Problem description: Copy each line that contains the word "type".

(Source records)
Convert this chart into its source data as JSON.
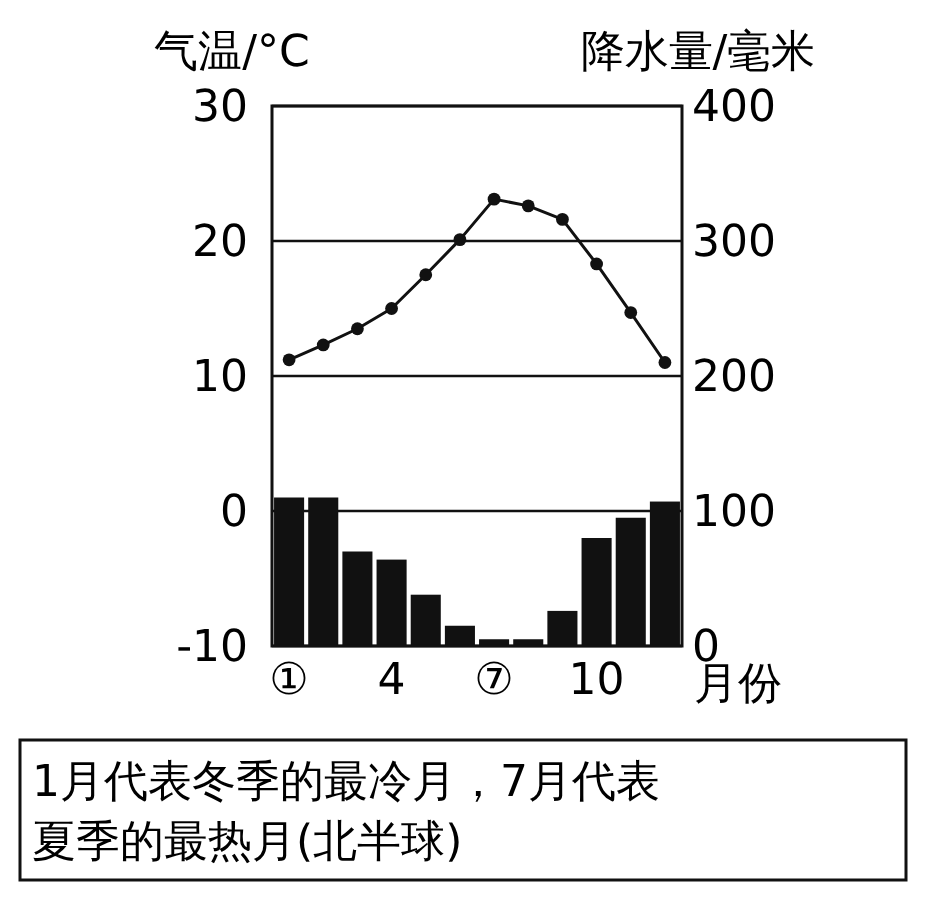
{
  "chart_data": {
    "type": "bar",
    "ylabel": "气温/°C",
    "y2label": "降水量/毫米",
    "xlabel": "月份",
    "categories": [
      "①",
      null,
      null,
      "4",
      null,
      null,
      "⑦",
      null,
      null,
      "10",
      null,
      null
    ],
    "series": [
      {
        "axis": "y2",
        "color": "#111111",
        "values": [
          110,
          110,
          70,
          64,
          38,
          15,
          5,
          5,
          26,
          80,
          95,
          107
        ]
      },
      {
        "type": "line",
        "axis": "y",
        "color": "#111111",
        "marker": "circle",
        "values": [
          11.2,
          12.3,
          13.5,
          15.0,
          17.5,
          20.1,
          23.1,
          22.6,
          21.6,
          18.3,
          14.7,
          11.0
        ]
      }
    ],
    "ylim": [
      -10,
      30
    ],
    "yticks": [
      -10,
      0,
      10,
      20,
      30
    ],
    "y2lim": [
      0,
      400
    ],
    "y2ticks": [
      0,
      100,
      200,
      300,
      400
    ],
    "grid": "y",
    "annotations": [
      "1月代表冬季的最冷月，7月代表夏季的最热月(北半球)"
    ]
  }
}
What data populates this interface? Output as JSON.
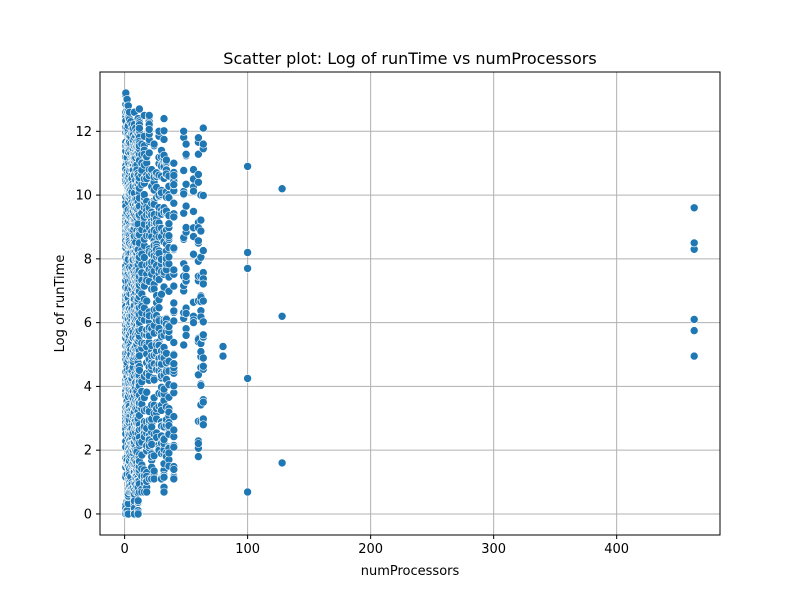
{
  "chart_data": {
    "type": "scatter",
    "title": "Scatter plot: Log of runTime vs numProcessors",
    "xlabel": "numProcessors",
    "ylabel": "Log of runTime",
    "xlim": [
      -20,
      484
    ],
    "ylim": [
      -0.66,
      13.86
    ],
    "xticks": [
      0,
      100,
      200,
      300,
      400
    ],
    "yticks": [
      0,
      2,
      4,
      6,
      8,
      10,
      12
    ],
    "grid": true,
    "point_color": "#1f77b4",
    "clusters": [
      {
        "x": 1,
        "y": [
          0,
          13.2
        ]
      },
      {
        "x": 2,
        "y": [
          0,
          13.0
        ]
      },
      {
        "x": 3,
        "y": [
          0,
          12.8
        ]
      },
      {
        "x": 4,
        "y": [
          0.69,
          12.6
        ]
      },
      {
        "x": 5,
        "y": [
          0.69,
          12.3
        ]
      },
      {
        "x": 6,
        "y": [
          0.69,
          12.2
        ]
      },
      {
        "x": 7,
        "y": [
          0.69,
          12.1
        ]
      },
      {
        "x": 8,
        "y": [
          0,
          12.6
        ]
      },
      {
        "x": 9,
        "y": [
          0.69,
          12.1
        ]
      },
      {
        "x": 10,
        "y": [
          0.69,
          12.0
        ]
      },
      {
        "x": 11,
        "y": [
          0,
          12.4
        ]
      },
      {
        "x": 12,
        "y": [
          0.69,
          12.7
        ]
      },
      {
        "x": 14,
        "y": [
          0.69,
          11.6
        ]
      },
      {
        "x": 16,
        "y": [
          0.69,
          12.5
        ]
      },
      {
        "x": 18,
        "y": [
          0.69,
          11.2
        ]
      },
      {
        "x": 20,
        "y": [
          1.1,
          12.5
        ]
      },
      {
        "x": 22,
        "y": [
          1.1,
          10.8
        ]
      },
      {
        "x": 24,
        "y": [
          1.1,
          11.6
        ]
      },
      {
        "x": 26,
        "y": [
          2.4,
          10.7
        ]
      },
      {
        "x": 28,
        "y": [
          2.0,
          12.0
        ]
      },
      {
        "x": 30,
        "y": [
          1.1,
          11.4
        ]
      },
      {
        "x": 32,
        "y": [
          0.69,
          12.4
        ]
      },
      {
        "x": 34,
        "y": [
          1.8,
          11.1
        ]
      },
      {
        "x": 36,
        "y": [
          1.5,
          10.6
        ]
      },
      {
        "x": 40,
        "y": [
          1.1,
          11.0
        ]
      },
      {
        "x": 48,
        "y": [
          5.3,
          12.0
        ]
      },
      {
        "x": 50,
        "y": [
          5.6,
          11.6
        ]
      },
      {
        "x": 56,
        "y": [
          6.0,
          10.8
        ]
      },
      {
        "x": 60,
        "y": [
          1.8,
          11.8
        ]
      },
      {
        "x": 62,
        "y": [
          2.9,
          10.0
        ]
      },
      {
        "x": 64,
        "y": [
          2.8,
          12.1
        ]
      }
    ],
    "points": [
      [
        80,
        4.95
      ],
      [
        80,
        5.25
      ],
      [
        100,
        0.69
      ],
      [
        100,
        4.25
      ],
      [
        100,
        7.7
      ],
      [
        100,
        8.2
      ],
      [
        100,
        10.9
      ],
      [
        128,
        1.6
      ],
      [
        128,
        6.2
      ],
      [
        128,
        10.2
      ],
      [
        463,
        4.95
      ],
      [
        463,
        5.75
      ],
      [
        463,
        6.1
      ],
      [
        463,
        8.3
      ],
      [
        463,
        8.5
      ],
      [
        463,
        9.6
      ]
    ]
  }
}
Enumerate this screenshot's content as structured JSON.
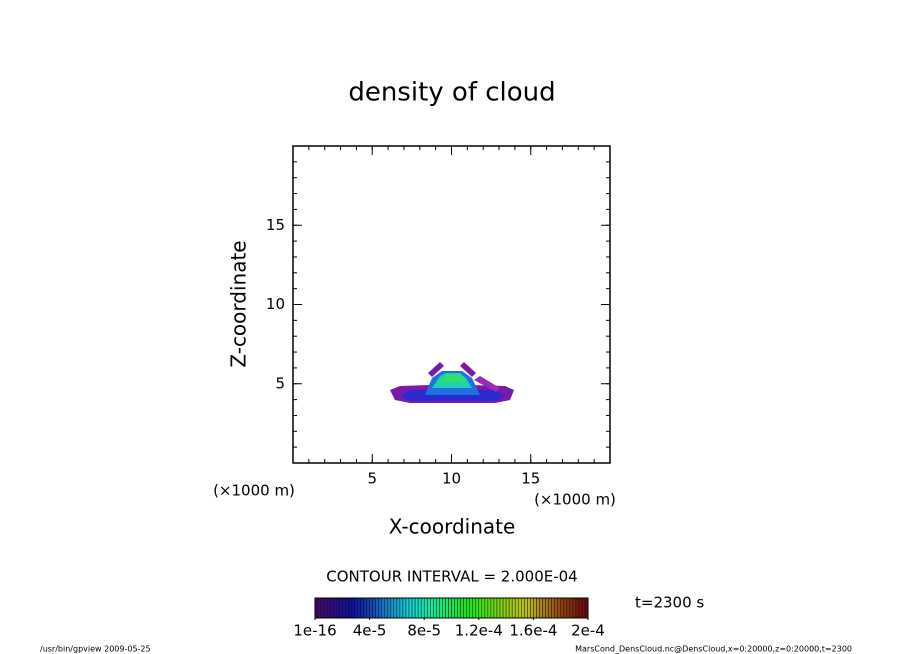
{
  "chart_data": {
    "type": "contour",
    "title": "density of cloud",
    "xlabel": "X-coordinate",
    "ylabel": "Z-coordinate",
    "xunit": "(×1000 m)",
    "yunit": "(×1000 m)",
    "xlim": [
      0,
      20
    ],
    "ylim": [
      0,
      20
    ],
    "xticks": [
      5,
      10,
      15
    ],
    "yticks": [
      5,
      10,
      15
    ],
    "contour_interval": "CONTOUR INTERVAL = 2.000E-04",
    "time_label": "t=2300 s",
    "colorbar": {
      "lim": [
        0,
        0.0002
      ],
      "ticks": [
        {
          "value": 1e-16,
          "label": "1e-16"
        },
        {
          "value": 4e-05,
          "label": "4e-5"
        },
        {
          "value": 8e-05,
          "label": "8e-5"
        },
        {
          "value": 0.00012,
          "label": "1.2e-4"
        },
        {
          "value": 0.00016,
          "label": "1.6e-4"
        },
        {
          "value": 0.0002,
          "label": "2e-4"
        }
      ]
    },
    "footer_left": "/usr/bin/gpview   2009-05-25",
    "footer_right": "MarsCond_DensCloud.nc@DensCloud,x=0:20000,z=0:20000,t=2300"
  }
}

Reply:
    "type": "bar",
        "type": "line",
    "type": "scatter",
    "type": "contour",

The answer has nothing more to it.